» **WORK TO COMPLETE**
Return the whole listing, keeping every character the same.
** start **
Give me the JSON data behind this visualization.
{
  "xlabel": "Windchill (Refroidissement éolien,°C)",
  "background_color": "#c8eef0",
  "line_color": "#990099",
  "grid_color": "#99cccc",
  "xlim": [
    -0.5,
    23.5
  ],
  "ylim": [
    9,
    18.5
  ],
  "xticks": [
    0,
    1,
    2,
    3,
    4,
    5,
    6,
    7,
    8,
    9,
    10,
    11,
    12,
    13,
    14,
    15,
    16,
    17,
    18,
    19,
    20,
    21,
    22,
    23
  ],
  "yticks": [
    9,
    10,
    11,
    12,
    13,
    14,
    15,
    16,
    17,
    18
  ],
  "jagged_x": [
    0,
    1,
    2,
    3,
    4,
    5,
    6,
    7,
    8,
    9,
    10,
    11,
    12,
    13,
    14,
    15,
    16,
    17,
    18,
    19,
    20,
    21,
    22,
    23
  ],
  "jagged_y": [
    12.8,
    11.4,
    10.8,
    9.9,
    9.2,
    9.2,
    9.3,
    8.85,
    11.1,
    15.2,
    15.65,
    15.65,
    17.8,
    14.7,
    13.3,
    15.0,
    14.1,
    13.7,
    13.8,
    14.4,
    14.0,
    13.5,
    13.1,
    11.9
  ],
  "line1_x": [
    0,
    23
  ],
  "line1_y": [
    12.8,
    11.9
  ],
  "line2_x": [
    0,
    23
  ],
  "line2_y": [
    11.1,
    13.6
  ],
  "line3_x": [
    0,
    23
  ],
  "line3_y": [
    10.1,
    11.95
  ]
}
** end **
» **RESULT FOR THIS TASK**
Give me the JSON data behind this visualization.
{
  "xlabel": "Windchill (Refroidissement éolien,°C)",
  "background_color": "#c8eef0",
  "line_color": "#990099",
  "grid_color": "#99cccc",
  "xlim": [
    -0.5,
    23.5
  ],
  "ylim": [
    9,
    18.5
  ],
  "xticks": [
    0,
    1,
    2,
    3,
    4,
    5,
    6,
    7,
    8,
    9,
    10,
    11,
    12,
    13,
    14,
    15,
    16,
    17,
    18,
    19,
    20,
    21,
    22,
    23
  ],
  "yticks": [
    9,
    10,
    11,
    12,
    13,
    14,
    15,
    16,
    17,
    18
  ],
  "jagged_x": [
    0,
    1,
    2,
    3,
    4,
    5,
    6,
    7,
    8,
    9,
    10,
    11,
    12,
    13,
    14,
    15,
    16,
    17,
    18,
    19,
    20,
    21,
    22,
    23
  ],
  "jagged_y": [
    12.8,
    11.4,
    10.8,
    9.9,
    9.2,
    9.2,
    9.3,
    8.85,
    11.1,
    15.2,
    15.65,
    15.65,
    17.8,
    14.7,
    13.3,
    15.0,
    14.1,
    13.7,
    13.8,
    14.4,
    14.0,
    13.5,
    13.1,
    11.9
  ],
  "line1_x": [
    0,
    23
  ],
  "line1_y": [
    12.8,
    11.9
  ],
  "line2_x": [
    0,
    23
  ],
  "line2_y": [
    11.1,
    13.6
  ],
  "line3_x": [
    0,
    23
  ],
  "line3_y": [
    10.1,
    11.95
  ]
}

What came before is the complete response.